(PROBLEM DETAILS): Provide only the number of lines in the listing that contain the string "category".
——
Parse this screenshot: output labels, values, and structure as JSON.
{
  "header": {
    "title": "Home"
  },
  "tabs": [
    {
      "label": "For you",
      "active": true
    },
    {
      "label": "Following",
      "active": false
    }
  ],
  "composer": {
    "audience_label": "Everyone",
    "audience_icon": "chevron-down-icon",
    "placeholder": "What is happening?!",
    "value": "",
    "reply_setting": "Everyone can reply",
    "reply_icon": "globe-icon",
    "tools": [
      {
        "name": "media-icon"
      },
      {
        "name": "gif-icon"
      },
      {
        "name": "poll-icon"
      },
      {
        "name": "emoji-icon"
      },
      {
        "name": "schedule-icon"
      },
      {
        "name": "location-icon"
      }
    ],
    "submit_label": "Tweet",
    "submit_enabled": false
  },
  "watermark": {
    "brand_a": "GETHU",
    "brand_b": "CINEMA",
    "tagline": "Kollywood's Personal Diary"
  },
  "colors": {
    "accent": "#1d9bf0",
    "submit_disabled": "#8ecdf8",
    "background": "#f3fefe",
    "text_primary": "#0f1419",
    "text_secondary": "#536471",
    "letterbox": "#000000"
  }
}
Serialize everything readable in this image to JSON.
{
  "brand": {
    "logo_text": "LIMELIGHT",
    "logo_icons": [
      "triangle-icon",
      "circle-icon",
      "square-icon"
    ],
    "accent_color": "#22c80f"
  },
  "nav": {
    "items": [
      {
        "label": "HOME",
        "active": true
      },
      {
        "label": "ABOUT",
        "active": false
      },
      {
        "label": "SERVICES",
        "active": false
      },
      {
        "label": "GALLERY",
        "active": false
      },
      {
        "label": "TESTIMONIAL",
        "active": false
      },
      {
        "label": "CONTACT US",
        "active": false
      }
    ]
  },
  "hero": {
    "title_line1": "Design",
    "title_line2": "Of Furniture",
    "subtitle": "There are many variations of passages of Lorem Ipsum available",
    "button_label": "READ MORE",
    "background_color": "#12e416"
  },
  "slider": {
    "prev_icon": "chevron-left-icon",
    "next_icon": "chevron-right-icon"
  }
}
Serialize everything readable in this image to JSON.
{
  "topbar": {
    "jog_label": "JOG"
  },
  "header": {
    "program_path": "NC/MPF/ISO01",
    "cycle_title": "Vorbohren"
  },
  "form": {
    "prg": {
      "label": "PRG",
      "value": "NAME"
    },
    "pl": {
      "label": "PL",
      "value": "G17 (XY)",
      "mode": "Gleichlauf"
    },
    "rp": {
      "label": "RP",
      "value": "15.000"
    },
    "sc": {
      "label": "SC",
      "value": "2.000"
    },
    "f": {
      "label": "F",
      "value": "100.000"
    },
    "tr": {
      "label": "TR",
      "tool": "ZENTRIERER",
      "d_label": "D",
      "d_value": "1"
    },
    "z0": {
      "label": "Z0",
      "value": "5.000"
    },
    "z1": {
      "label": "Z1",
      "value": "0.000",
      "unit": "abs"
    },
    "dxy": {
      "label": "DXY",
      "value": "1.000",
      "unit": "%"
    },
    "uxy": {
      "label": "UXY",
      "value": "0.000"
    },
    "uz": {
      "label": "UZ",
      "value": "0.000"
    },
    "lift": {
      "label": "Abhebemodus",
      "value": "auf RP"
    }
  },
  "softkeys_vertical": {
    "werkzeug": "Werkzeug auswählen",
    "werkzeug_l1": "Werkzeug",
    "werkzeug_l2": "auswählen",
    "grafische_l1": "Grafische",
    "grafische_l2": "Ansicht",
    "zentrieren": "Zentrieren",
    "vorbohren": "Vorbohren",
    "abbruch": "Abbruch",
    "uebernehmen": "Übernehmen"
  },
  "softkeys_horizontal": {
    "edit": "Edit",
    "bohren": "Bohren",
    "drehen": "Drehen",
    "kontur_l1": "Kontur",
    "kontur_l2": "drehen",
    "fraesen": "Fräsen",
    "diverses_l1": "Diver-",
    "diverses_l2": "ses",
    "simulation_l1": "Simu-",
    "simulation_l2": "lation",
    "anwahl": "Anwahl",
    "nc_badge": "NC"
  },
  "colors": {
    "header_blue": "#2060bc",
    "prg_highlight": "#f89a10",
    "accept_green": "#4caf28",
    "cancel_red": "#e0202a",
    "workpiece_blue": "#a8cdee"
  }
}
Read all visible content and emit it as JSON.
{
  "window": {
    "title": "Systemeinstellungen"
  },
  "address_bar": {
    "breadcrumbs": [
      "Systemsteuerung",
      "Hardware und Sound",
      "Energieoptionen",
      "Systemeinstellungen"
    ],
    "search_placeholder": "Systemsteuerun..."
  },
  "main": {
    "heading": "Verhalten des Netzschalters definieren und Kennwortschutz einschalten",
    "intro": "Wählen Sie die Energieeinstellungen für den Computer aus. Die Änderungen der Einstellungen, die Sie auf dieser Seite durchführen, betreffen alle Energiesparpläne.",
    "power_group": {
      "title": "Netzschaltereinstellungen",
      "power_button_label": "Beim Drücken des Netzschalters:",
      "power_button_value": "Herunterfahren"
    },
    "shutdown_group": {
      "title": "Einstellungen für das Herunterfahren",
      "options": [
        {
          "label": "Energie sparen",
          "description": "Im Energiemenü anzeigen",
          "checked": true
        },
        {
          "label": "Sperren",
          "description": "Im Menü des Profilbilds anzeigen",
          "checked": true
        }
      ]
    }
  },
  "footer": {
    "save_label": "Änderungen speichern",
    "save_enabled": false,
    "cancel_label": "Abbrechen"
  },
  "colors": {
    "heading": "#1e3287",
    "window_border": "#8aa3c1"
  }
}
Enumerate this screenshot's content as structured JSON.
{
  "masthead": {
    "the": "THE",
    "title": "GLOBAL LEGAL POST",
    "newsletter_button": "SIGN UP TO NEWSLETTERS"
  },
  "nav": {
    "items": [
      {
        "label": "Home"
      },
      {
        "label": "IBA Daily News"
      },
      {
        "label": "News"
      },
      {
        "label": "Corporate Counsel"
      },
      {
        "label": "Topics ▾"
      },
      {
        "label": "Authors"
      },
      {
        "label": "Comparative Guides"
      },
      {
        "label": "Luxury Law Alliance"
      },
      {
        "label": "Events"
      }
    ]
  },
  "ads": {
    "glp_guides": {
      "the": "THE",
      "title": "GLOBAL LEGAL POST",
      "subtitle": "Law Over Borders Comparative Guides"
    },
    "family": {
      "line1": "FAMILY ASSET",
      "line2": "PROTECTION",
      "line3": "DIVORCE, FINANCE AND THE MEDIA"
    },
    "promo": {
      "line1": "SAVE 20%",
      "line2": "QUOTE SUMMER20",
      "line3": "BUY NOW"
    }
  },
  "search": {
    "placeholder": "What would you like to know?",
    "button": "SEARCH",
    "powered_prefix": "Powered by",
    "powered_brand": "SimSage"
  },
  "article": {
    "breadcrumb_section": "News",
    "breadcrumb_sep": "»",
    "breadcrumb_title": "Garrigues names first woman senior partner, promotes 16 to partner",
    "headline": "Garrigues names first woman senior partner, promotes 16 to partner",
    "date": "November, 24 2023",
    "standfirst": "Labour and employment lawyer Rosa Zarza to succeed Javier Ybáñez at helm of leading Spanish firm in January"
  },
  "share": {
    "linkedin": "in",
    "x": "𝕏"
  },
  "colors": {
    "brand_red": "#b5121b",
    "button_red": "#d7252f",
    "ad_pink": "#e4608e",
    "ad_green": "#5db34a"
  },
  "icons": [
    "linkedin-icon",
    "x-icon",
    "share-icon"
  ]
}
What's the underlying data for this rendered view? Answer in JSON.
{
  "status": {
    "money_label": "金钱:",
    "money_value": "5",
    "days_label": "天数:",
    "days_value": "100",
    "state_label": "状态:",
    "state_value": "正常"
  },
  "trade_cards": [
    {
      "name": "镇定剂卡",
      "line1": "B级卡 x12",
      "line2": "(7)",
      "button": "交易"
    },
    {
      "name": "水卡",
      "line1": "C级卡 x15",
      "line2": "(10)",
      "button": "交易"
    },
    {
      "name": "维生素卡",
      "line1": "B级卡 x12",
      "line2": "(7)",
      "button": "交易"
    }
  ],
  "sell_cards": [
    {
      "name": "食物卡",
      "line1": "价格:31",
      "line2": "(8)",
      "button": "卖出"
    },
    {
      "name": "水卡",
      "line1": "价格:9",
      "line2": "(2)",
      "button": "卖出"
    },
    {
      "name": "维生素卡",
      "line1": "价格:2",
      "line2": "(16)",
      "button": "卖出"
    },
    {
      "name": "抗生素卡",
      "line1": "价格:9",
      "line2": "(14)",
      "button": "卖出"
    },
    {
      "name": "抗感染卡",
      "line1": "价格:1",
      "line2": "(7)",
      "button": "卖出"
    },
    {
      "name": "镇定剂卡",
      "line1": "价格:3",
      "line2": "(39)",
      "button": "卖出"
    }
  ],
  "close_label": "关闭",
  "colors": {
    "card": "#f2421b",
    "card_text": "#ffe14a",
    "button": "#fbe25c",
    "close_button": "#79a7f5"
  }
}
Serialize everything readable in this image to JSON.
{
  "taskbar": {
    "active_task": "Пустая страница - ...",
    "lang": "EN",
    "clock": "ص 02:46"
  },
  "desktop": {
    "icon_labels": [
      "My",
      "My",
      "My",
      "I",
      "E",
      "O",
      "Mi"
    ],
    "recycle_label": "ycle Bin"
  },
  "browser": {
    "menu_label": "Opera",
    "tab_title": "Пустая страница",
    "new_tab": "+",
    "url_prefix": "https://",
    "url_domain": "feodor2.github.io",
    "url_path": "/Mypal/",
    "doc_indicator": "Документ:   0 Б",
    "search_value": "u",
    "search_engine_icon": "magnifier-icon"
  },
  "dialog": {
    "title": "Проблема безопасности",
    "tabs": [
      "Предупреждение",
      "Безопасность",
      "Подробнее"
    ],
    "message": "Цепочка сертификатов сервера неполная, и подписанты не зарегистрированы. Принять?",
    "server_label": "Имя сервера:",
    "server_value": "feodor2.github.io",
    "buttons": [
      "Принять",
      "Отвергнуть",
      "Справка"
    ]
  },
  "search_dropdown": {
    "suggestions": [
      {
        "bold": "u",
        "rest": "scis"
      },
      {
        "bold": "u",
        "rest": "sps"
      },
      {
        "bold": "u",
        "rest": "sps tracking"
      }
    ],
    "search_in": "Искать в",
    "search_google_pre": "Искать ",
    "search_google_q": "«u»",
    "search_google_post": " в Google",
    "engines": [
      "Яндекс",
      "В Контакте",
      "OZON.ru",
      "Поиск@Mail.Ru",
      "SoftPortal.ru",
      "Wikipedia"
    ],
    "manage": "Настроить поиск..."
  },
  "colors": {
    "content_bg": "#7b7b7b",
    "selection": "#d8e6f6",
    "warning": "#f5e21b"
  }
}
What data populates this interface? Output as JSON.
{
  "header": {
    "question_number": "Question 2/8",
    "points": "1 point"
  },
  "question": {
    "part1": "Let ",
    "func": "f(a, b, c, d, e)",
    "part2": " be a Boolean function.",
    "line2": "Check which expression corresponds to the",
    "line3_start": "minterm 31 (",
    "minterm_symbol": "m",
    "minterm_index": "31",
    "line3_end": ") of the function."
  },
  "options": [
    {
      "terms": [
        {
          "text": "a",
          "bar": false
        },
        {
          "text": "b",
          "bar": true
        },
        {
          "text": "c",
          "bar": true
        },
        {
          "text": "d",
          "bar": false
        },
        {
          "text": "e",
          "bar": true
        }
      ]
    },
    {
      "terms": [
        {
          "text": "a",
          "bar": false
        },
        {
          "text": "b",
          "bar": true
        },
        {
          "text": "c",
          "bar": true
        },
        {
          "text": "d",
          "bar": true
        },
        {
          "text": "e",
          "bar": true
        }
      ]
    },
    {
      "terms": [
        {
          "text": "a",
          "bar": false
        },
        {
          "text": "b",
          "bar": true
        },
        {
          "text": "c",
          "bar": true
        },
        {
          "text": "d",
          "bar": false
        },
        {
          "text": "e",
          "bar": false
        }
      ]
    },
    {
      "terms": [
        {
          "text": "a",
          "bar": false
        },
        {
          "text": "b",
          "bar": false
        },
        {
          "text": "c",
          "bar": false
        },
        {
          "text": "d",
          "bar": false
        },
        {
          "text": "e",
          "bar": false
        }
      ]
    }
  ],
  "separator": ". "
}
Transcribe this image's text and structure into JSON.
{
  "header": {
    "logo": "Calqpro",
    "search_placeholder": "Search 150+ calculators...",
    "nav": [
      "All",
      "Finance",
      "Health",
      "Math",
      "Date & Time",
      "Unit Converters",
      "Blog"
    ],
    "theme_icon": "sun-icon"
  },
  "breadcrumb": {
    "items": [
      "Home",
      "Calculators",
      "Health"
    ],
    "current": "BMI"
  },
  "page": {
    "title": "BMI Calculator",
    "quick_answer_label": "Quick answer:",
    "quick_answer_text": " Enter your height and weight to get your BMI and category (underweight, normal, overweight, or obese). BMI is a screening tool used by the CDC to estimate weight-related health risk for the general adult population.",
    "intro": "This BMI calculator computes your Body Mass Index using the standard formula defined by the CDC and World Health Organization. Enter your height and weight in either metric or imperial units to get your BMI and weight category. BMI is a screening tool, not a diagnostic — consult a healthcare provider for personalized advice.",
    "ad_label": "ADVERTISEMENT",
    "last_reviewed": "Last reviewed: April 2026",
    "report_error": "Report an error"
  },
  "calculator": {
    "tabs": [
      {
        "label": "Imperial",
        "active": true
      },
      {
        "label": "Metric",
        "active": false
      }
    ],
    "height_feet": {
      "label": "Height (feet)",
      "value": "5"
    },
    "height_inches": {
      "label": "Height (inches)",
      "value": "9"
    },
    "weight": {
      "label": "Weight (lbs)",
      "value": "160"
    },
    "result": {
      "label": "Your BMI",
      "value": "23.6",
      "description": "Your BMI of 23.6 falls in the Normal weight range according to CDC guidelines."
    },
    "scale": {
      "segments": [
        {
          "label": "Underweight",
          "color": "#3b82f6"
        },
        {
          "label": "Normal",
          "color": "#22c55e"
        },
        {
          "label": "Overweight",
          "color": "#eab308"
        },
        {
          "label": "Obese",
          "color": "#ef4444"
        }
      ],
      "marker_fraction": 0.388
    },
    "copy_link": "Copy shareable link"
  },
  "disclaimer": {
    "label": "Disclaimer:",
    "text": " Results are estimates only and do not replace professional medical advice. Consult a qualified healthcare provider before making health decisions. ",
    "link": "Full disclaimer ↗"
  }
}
——
(THE RESULT): 2